**Stated goal:** Every record should be written out exactly, with the pictures left out.

**Lines of data:**

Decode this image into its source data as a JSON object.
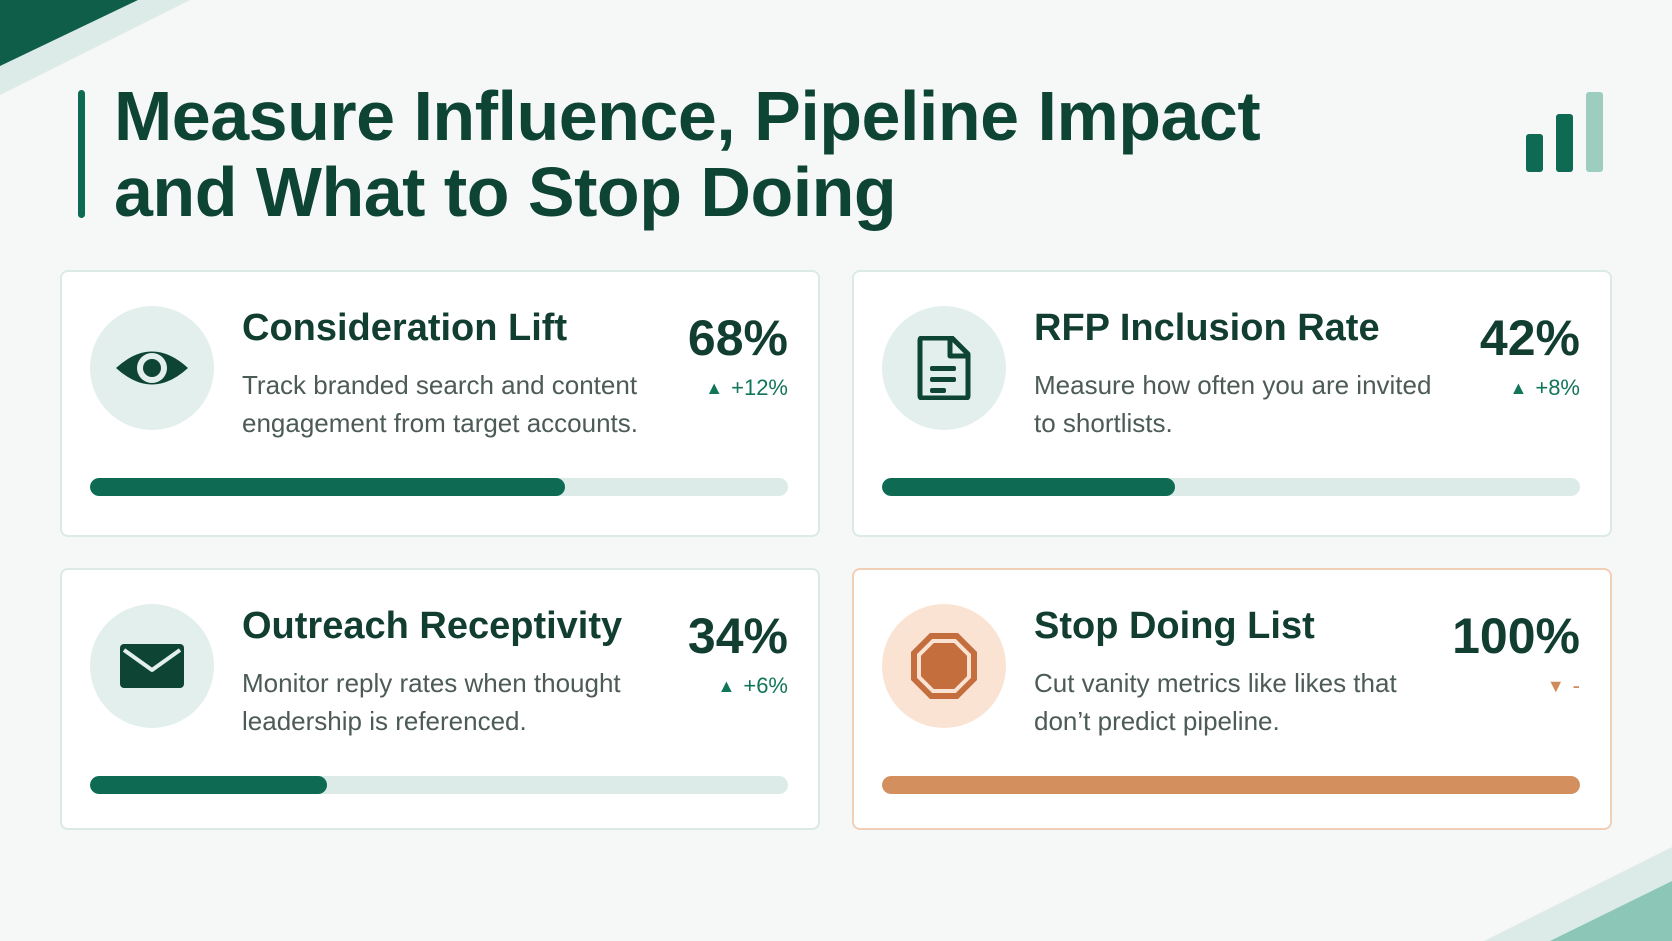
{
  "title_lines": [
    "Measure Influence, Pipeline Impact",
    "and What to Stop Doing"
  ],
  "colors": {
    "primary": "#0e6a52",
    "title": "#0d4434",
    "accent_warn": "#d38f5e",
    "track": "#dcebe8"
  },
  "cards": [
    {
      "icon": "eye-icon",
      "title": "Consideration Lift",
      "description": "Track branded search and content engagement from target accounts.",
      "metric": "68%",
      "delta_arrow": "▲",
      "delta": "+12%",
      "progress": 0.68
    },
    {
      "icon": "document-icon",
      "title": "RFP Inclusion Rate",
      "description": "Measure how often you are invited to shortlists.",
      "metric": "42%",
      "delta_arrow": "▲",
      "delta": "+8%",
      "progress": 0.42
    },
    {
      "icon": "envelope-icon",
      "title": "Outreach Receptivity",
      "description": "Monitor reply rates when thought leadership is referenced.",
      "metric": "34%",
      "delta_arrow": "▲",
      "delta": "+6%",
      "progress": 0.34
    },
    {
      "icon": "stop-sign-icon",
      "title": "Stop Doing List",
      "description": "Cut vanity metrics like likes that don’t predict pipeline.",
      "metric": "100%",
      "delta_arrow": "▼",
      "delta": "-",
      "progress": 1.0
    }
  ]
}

**Full output:**
Decode this image into its source data as a JSON object.
{
  "title_lines": [
    "Measure Influence, Pipeline Impact",
    "and What to Stop Doing"
  ],
  "colors": {
    "primary": "#0e6a52",
    "title": "#0d4434",
    "accent_warn": "#d38f5e",
    "track": "#dcebe8"
  },
  "cards": [
    {
      "icon": "eye-icon",
      "title": "Consideration Lift",
      "description": "Track branded search and content engagement from target accounts.",
      "metric": "68%",
      "delta_arrow": "▲",
      "delta": "+12%",
      "progress": 0.68
    },
    {
      "icon": "document-icon",
      "title": "RFP Inclusion Rate",
      "description": "Measure how often you are invited to shortlists.",
      "metric": "42%",
      "delta_arrow": "▲",
      "delta": "+8%",
      "progress": 0.42
    },
    {
      "icon": "envelope-icon",
      "title": "Outreach Receptivity",
      "description": "Monitor reply rates when thought leadership is referenced.",
      "metric": "34%",
      "delta_arrow": "▲",
      "delta": "+6%",
      "progress": 0.34
    },
    {
      "icon": "stop-sign-icon",
      "title": "Stop Doing List",
      "description": "Cut vanity metrics like likes that don’t predict pipeline.",
      "metric": "100%",
      "delta_arrow": "▼",
      "delta": "-",
      "progress": 1.0
    }
  ]
}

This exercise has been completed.